[Dataset items]
§ §

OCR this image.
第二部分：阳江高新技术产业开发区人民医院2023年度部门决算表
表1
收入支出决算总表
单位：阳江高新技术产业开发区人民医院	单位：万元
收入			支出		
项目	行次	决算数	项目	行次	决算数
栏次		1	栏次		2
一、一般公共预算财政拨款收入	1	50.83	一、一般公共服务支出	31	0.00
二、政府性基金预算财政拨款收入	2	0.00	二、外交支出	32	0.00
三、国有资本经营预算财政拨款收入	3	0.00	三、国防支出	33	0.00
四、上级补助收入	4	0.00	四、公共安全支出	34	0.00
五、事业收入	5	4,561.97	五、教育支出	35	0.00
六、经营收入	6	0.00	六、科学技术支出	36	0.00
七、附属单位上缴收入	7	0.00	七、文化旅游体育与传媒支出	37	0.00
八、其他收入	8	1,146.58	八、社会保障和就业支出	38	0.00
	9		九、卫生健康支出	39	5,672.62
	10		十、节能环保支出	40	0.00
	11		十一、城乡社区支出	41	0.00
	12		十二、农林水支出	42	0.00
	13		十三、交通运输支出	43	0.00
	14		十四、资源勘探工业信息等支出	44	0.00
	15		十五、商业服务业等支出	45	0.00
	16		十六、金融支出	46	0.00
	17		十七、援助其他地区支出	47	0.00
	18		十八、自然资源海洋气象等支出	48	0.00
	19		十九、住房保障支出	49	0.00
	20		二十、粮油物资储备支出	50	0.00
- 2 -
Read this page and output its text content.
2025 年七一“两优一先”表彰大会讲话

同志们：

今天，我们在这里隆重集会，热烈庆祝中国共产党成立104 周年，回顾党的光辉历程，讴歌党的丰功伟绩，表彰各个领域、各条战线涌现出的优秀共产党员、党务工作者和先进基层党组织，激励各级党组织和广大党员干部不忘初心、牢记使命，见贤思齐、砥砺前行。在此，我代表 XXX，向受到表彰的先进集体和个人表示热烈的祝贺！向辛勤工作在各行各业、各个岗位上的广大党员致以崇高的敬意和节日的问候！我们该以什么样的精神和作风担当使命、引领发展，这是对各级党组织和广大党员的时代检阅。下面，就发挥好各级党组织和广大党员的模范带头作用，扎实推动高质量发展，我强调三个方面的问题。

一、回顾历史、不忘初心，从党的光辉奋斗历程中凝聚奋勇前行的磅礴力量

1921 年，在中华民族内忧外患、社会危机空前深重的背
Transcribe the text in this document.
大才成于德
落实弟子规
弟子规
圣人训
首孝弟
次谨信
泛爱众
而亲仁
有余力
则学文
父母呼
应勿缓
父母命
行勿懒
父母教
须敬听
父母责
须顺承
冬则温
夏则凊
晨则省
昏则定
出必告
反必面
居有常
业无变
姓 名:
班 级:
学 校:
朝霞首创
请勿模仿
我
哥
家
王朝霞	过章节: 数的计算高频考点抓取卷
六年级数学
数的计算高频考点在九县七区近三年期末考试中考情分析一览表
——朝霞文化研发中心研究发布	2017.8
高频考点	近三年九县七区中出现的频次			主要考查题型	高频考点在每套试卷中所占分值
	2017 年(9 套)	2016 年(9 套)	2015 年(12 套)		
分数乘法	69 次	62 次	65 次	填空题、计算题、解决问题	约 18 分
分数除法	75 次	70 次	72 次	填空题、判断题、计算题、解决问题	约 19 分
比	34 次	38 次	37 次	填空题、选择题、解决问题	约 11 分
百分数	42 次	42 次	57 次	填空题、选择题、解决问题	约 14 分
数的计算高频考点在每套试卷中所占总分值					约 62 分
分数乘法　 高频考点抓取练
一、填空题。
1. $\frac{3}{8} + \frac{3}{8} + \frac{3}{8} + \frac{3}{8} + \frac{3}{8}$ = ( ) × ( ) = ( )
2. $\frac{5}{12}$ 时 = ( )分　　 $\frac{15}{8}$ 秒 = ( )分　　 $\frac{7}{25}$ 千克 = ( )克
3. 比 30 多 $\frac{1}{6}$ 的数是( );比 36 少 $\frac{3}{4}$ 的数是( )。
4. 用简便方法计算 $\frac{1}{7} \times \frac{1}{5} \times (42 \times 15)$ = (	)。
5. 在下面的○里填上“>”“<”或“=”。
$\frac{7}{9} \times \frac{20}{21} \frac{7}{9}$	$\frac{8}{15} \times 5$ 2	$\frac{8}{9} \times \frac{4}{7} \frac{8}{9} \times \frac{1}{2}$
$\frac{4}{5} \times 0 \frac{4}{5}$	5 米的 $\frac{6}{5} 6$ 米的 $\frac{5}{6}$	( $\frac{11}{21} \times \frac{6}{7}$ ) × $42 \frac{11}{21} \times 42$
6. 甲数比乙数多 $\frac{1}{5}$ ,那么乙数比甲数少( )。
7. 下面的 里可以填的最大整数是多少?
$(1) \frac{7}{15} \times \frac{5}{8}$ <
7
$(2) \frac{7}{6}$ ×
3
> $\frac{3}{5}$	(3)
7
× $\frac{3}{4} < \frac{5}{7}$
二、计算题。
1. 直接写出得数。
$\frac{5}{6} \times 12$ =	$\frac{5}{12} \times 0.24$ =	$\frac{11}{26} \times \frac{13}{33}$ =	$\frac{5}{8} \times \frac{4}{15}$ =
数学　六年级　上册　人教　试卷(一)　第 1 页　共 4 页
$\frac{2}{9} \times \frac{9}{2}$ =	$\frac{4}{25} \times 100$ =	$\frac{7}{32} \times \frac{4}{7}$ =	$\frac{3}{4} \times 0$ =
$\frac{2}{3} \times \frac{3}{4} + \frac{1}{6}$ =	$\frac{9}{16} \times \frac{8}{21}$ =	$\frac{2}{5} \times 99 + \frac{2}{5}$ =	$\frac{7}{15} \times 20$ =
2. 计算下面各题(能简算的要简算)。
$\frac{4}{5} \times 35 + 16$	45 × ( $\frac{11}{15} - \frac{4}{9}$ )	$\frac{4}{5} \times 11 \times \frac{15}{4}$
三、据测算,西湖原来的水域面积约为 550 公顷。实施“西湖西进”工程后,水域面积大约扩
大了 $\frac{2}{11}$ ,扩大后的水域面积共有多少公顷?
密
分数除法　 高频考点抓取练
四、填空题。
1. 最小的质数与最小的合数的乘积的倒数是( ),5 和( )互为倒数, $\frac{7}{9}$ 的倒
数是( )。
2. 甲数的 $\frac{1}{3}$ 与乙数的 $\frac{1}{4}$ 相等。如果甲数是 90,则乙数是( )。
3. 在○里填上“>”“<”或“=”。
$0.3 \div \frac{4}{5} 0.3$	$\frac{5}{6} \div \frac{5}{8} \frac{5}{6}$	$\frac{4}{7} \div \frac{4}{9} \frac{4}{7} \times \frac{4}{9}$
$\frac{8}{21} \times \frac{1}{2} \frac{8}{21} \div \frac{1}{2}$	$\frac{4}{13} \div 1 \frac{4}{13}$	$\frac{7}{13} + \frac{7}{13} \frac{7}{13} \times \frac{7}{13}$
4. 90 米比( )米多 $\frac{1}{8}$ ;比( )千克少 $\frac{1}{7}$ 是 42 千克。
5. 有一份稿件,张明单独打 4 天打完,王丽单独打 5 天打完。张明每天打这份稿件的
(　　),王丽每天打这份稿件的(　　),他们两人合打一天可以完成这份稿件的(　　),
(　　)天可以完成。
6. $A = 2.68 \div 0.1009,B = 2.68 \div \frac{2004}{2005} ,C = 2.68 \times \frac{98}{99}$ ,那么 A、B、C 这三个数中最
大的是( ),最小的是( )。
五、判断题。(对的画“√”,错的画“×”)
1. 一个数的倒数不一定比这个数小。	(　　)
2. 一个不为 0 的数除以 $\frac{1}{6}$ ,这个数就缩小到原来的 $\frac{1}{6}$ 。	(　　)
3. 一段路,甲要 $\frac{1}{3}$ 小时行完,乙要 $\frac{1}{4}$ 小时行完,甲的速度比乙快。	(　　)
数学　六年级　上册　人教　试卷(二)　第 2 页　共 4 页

§ §

Exercise task -
Using the material above, report each line where "this" occurs.

Task solution -
OCR this image.
Read this page and output its text content.
Transcribe the text in this document.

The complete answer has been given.